Your task: Transcribe the records that follow exactly. Skip the pictures.

Entries taken from a collection:
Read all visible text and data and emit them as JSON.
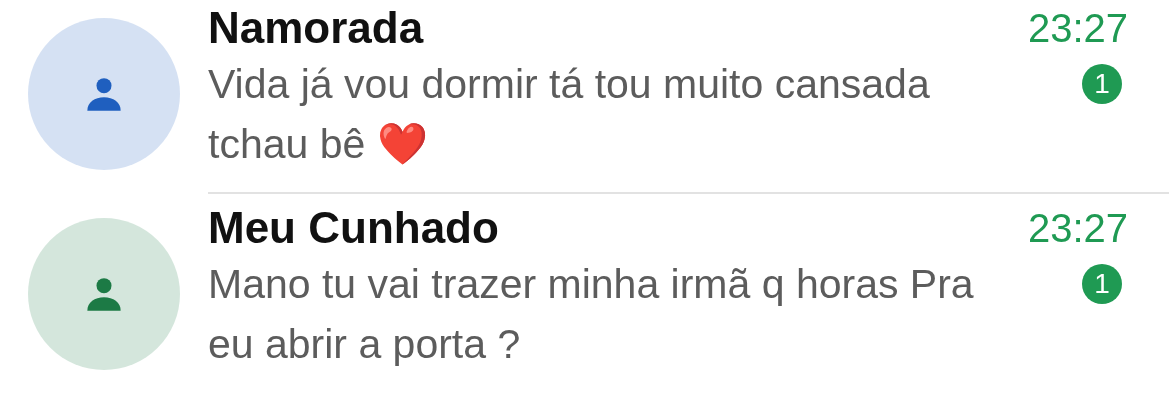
{
  "chats": [
    {
      "name": "Namorada",
      "time": "23:27",
      "message": "Vida já vou dormir tá tou muito cansada tchau bê ❤️",
      "unread": "1",
      "color": "#1f5fbf"
    },
    {
      "name": "Meu Cunhado",
      "time": "23:27",
      "message": "Mano tu vai trazer minha irmã q horas Pra eu abrir a porta ?",
      "unread": "1",
      "color": "#1c7a45"
    }
  ]
}
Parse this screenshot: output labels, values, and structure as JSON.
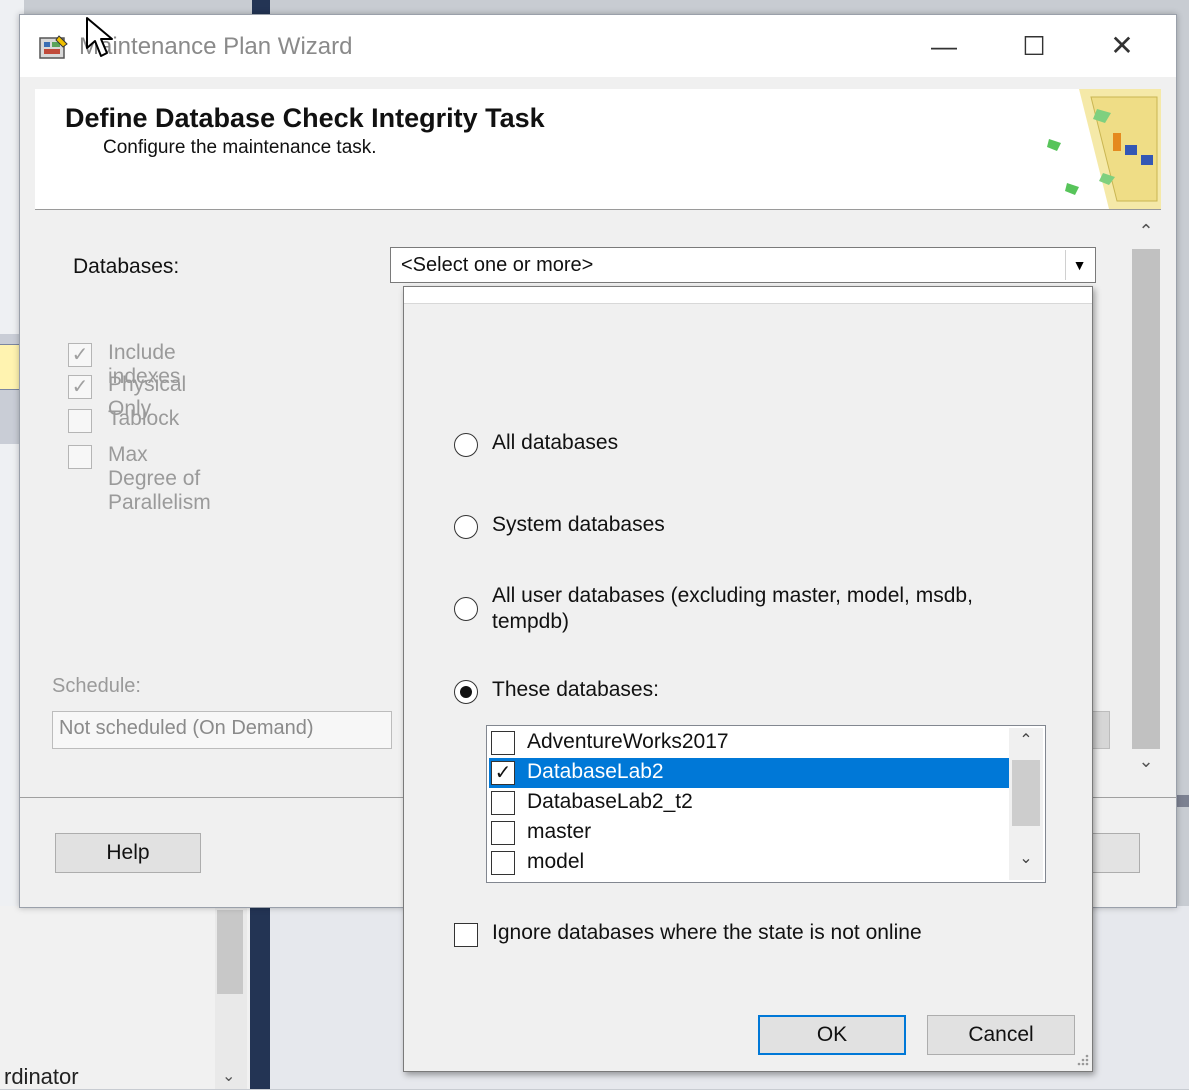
{
  "window": {
    "title": "Maintenance Plan Wizard",
    "minimize_glyph": "—",
    "maximize_glyph": "☐",
    "close_glyph": "✕"
  },
  "header": {
    "title": "Define Database Check Integrity Task",
    "subtitle": "Configure the maintenance task."
  },
  "form": {
    "databases_label": "Databases:",
    "databases_value": "<Select one or more>",
    "options": [
      {
        "label": "Include indexes",
        "checked": true
      },
      {
        "label": "Physical Only",
        "checked": true
      },
      {
        "label": "Tablock",
        "checked": false
      },
      {
        "label": "Max Degree of Parallelism",
        "checked": false
      }
    ],
    "schedule_label": "Schedule:",
    "schedule_value": "Not scheduled (On Demand)"
  },
  "buttons": {
    "help": "Help"
  },
  "popup": {
    "radios": [
      {
        "label": "All databases",
        "selected": false
      },
      {
        "label": "System databases",
        "selected": false
      },
      {
        "label": "All user databases  (excluding master, model, msdb, tempdb)",
        "selected": false
      },
      {
        "label": "These databases:",
        "selected": true
      }
    ],
    "databases": [
      {
        "name": "AdventureWorks2017",
        "checked": false,
        "selected": false
      },
      {
        "name": "DatabaseLab2",
        "checked": true,
        "selected": true
      },
      {
        "name": "DatabaseLab2_t2",
        "checked": false,
        "selected": false
      },
      {
        "name": "master",
        "checked": false,
        "selected": false
      },
      {
        "name": "model",
        "checked": false,
        "selected": false
      }
    ],
    "ignore_label": "Ignore databases where the state is not online",
    "ignore_checked": false,
    "ok": "OK",
    "cancel": "Cancel"
  },
  "background": {
    "partial_text": "rdinator"
  },
  "colors": {
    "selection": "#0078d7",
    "window_bg": "#f0f0f0"
  }
}
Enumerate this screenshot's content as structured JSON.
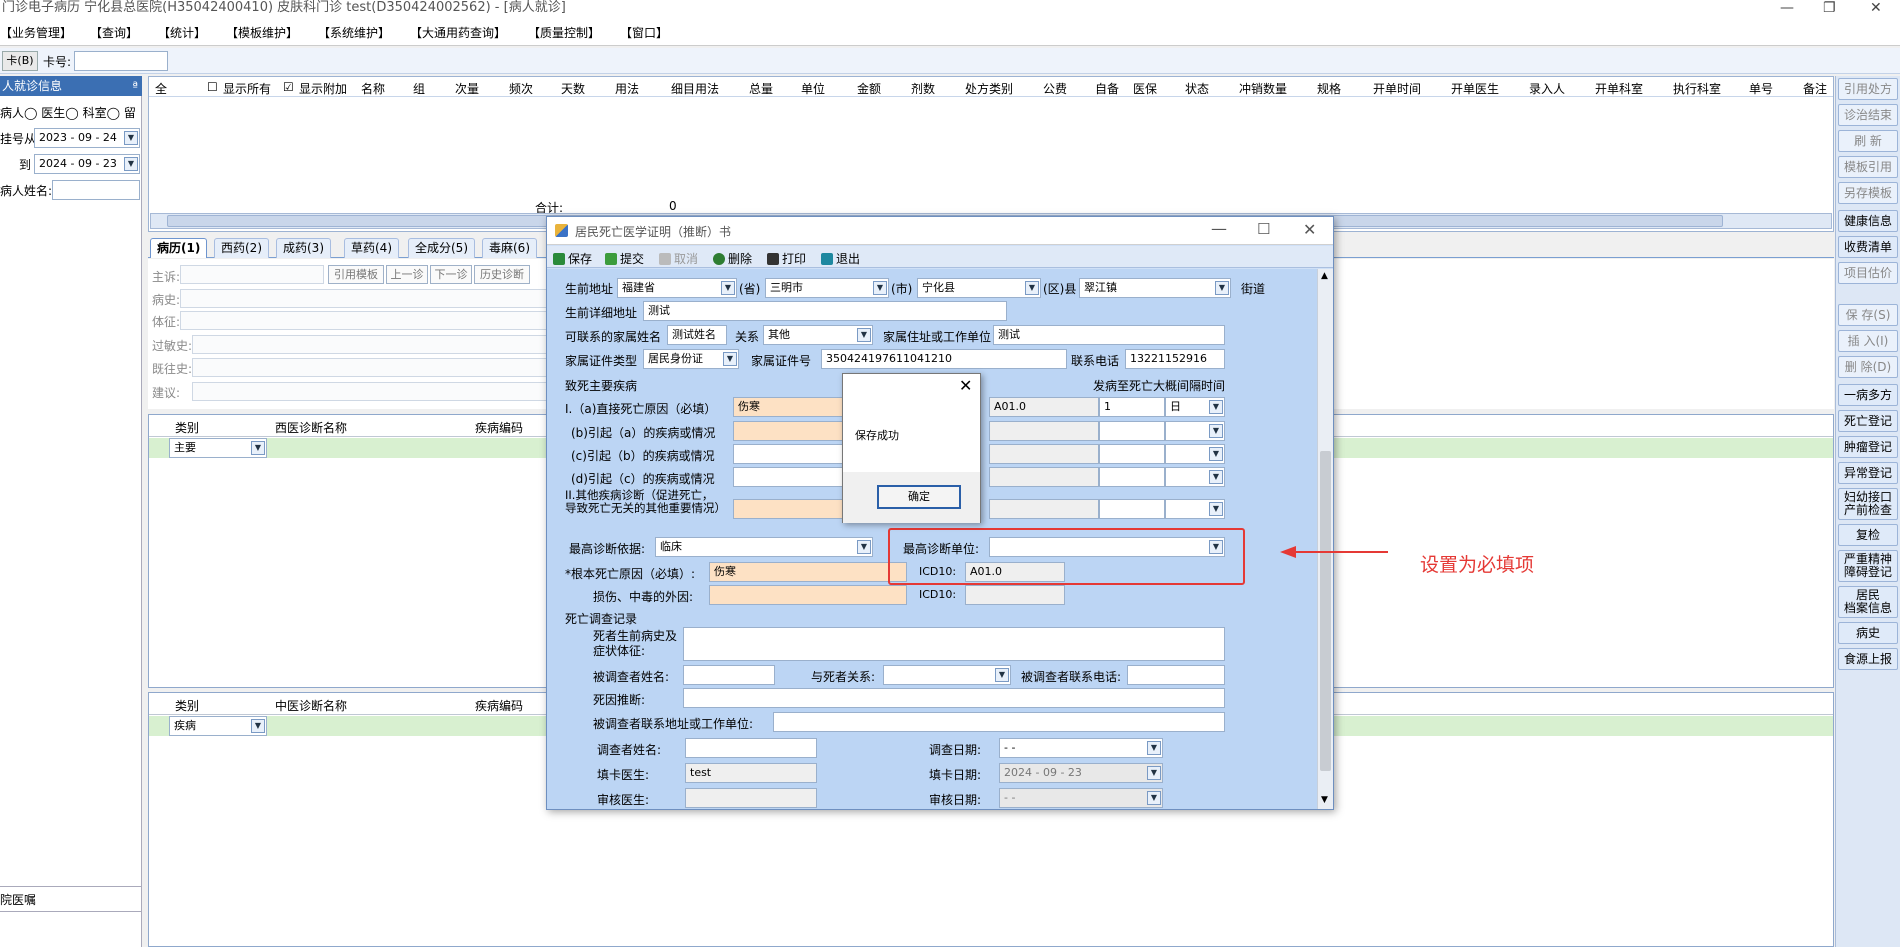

Solution for this task:
Read all visible text and data and emit them as JSON.
{
  "chats": [
    {
      "name": "Namorada",
      "time": "23:27",
      "message": "Vida já vou dormir tá tou muito cansada tchau bê ❤️",
      "unread": "1",
      "color": "#1f5fbf"
    },
    {
      "name": "Meu Cunhado",
      "time": "23:27",
      "message": "Mano tu vai trazer minha irmã q horas Pra eu abrir a porta ?",
      "unread": "1",
      "color": "#1c7a45"
    }
  ]
}
Parse this screenshot: output labels, values, and structure as JSON.
{
  "window": {
    "title": "Maintenance Plan Wizard",
    "minimize_glyph": "—",
    "maximize_glyph": "☐",
    "close_glyph": "✕"
  },
  "header": {
    "title": "Define Database Check Integrity Task",
    "subtitle": "Configure the maintenance task."
  },
  "form": {
    "databases_label": "Databases:",
    "databases_value": "<Select one or more>",
    "options": [
      {
        "label": "Include indexes",
        "checked": true
      },
      {
        "label": "Physical Only",
        "checked": true
      },
      {
        "label": "Tablock",
        "checked": false
      },
      {
        "label": "Max Degree of Parallelism",
        "checked": false
      }
    ],
    "schedule_label": "Schedule:",
    "schedule_value": "Not scheduled (On Demand)"
  },
  "buttons": {
    "help": "Help"
  },
  "popup": {
    "radios": [
      {
        "label": "All databases",
        "selected": false
      },
      {
        "label": "System databases",
        "selected": false
      },
      {
        "label": "All user databases  (excluding master, model, msdb, tempdb)",
        "selected": false
      },
      {
        "label": "These databases:",
        "selected": true
      }
    ],
    "databases": [
      {
        "name": "AdventureWorks2017",
        "checked": false,
        "selected": false
      },
      {
        "name": "DatabaseLab2",
        "checked": true,
        "selected": true
      },
      {
        "name": "DatabaseLab2_t2",
        "checked": false,
        "selected": false
      },
      {
        "name": "master",
        "checked": false,
        "selected": false
      },
      {
        "name": "model",
        "checked": false,
        "selected": false
      }
    ],
    "ignore_label": "Ignore databases where the state is not online",
    "ignore_checked": false,
    "ok": "OK",
    "cancel": "Cancel"
  },
  "background": {
    "partial_text": "rdinator"
  },
  "colors": {
    "selection": "#0078d7",
    "window_bg": "#f0f0f0"
  }
}
Enumerate this screenshot's content as structured JSON.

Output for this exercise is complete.